§ JOB
The records below need retyping in full; give them again exactly.

§ DATA FOR PROCESSING
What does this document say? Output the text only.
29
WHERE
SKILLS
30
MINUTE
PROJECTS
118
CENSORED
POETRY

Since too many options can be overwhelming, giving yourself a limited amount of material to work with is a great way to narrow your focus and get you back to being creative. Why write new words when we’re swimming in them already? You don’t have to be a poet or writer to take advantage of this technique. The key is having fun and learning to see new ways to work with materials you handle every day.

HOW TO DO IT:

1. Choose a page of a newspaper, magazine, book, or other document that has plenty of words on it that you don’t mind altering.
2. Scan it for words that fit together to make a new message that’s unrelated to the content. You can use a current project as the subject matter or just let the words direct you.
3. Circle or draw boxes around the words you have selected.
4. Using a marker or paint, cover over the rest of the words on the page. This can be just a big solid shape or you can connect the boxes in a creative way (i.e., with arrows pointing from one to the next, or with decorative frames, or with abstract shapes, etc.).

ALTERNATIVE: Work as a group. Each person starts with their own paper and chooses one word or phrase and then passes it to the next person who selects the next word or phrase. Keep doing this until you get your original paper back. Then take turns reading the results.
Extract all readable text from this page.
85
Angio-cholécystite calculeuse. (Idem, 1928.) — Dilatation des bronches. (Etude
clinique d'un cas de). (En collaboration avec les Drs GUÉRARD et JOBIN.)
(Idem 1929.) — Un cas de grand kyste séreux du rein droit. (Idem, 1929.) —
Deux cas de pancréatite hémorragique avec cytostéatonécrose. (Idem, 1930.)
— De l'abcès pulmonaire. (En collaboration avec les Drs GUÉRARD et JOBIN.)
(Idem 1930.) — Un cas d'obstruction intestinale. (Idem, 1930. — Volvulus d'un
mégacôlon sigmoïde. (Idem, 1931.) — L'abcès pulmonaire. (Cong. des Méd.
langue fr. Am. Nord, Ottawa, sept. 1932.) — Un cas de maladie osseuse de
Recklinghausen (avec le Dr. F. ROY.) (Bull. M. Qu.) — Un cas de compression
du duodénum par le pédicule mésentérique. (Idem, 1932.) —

§ EXERCISE ANSWER
What does this document say? Output the text only.
29
WHERE
SKILLS
30
MINUTE
PROJECTS
118
CENSORED
POETRY

Since too many options can be overwhelming, giving yourself a limited amount of material to work with is a great way to narrow your focus and get you back to being creative. Why write new words when we’re swimming in them already? You don’t have to be a poet or writer to take advantage of this technique. The key is having fun and learning to see new ways to work with materials you handle every day.

HOW TO DO IT:

1. Choose a page of a newspaper, magazine, book, or other document that has plenty of words on it that you don’t mind altering.
2. Scan it for words that fit together to make a new message that’s unrelated to the content. You can use a current project as the subject matter or just let the words direct you.
3. Circle or draw boxes around the words you have selected.
4. Using a marker or paint, cover over the rest of the words on the page. This can be just a big solid shape or you can connect the boxes in a creative way (i.e., with arrows pointing from one to the next, or with decorative frames, or with abstract shapes, etc.).

ALTERNATIVE: Work as a group. Each person starts with their own paper and chooses one word or phrase and then passes it to the next person who selects the next word or phrase. Keep doing this until you get your original paper back. Then take turns reading the results.
Extract all readable text from this page.
85
Angio-cholécystite calculeuse. (Idem, 1928.) — Dilatation des bronches. (Etude
clinique d'un cas de). (En collaboration avec les Drs GUÉRARD et JOBIN.)
(Idem 1929.) — Un cas de grand kyste séreux du rein droit. (Idem, 1929.) —
Deux cas de pancréatite hémorragique avec cytostéatonécrose. (Idem, 1930.)
— De l'abcès pulmonaire. (En collaboration avec les Drs GUÉRARD et JOBIN.)
(Idem 1930.) — Un cas d'obstruction intestinale. (Idem, 1930. — Volvulus d'un
mégacôlon sigmoïde. (Idem, 1931.) — L'abcès pulmonaire. (Cong. des Méd.
langue fr. Am. Nord, Ottawa, sept. 1932.) — Un cas de maladie osseuse de
Recklinghausen (avec le Dr. F. ROY.) (Bull. M. Qu.) — Un cas de compression
du duodénum par le pédicule mésentérique. (Idem, 1932.) —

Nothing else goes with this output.